◆ What you will do ◆
Go through the material below, count the lines with the word "years", and reply with the count alone.

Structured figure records
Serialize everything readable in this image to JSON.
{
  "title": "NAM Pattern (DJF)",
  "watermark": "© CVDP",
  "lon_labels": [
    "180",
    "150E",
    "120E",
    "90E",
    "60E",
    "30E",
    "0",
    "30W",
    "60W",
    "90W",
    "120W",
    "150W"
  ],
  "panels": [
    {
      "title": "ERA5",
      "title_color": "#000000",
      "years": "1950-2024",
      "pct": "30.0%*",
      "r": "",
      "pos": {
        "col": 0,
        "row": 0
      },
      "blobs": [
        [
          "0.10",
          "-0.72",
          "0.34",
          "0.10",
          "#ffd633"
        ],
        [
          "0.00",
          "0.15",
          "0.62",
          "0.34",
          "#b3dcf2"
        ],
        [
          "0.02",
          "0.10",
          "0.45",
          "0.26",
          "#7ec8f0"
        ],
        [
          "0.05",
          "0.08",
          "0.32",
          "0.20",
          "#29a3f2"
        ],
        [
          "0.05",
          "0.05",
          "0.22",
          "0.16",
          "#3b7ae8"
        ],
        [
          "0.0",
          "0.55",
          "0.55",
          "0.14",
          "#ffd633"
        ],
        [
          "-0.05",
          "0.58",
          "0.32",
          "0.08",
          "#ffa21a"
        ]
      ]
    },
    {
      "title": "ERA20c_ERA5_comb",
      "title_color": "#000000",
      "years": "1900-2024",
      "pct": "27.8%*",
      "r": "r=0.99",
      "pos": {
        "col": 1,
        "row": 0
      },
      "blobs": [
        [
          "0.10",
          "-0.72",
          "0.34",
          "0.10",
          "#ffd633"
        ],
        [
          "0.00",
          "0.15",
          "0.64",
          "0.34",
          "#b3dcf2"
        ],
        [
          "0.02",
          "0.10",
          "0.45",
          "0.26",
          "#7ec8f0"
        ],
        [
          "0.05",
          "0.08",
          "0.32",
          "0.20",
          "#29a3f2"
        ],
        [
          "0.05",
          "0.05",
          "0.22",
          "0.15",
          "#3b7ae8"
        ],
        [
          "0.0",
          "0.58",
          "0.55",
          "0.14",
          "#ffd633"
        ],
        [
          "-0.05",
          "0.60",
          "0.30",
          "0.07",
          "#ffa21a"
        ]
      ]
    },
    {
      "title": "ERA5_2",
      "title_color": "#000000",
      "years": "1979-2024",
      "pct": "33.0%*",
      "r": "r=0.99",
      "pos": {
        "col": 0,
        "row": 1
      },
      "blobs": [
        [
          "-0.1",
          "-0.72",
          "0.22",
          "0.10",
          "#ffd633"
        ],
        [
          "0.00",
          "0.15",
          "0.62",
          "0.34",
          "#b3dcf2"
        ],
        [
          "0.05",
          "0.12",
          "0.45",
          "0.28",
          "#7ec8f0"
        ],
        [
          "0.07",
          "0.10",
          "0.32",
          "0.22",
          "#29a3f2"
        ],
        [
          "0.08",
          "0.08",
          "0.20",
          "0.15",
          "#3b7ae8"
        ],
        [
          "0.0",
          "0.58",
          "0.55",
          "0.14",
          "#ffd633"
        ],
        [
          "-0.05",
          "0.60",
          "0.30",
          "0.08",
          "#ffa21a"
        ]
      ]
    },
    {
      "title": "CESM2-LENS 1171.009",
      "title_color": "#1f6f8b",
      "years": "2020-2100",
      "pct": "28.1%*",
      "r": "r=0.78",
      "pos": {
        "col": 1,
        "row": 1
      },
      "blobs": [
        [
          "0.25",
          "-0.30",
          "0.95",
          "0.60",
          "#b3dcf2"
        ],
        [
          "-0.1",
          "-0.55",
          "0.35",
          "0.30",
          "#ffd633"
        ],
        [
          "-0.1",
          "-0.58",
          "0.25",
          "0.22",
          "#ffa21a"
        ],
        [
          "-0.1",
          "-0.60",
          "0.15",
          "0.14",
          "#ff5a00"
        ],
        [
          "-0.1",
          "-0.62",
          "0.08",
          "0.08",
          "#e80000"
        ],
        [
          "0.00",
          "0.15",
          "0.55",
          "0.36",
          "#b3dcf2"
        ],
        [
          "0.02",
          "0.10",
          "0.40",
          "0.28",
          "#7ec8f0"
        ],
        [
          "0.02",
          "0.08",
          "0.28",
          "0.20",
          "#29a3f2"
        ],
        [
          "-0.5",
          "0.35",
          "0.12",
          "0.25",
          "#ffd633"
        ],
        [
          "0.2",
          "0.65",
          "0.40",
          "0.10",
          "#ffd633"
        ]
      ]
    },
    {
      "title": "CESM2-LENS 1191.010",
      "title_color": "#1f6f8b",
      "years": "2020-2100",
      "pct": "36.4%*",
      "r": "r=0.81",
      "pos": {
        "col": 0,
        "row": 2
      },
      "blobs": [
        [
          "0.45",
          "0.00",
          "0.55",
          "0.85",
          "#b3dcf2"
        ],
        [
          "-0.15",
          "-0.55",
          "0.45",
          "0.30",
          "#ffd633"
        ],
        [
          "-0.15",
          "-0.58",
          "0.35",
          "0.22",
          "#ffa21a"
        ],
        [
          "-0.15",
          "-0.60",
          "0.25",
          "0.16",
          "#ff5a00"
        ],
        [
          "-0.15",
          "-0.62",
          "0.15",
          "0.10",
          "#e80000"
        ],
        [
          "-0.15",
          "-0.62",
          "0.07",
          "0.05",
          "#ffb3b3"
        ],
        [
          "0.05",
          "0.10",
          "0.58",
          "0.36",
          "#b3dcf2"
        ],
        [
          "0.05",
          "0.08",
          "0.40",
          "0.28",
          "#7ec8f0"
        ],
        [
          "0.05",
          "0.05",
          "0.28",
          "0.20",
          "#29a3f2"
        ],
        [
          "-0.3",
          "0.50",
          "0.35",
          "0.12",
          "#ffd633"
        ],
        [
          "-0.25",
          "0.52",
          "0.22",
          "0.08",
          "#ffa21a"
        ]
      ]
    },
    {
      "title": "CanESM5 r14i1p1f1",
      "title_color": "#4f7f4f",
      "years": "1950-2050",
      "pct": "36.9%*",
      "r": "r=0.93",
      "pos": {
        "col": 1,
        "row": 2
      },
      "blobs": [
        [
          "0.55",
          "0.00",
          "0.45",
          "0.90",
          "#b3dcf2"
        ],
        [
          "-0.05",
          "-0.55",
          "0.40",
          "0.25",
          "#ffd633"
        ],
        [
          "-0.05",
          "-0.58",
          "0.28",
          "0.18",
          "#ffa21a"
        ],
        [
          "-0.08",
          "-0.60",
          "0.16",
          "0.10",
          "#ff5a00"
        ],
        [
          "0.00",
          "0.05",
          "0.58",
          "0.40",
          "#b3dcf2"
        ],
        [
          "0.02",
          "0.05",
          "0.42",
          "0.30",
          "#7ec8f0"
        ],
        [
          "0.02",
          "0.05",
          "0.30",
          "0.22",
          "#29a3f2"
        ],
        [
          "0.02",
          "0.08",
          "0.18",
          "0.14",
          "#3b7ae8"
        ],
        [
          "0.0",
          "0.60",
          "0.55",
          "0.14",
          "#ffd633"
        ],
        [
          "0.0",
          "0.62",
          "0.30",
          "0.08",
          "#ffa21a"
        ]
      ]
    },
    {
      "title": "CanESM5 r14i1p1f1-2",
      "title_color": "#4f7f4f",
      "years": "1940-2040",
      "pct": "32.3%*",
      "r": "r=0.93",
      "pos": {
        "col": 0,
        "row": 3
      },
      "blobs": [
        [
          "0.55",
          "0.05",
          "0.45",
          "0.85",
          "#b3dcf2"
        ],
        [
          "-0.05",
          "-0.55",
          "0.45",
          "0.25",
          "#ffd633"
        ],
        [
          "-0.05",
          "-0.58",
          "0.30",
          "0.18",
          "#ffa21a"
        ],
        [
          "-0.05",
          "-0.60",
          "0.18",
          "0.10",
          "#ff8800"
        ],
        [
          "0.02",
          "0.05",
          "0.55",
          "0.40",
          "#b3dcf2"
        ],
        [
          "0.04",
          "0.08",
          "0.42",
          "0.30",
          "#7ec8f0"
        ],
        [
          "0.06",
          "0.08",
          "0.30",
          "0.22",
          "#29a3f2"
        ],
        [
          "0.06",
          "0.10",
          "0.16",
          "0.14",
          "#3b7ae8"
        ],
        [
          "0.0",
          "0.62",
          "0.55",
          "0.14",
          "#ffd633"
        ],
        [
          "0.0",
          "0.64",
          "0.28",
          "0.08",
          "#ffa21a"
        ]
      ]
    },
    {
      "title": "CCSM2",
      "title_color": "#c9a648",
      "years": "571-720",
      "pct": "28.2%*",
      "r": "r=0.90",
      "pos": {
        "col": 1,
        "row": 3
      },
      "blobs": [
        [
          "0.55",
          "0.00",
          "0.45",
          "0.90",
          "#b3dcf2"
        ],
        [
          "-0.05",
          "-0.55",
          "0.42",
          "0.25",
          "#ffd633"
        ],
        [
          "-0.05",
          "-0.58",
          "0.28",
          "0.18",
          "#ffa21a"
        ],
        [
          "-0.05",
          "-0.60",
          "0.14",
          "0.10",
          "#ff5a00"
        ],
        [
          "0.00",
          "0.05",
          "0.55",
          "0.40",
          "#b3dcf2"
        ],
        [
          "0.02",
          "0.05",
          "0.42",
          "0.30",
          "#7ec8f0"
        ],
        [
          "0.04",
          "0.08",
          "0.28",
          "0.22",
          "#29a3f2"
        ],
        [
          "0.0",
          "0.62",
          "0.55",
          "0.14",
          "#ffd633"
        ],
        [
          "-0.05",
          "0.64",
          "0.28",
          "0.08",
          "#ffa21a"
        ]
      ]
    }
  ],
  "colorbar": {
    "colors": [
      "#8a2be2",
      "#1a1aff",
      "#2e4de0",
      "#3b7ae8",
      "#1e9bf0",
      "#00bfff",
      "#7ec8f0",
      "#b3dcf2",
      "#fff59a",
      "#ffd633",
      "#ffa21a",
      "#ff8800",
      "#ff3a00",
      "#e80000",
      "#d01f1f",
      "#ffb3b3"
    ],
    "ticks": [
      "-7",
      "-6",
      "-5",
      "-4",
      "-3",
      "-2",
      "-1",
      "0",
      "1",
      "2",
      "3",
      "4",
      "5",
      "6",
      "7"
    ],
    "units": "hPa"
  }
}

◆ Solution to the problem ◆
8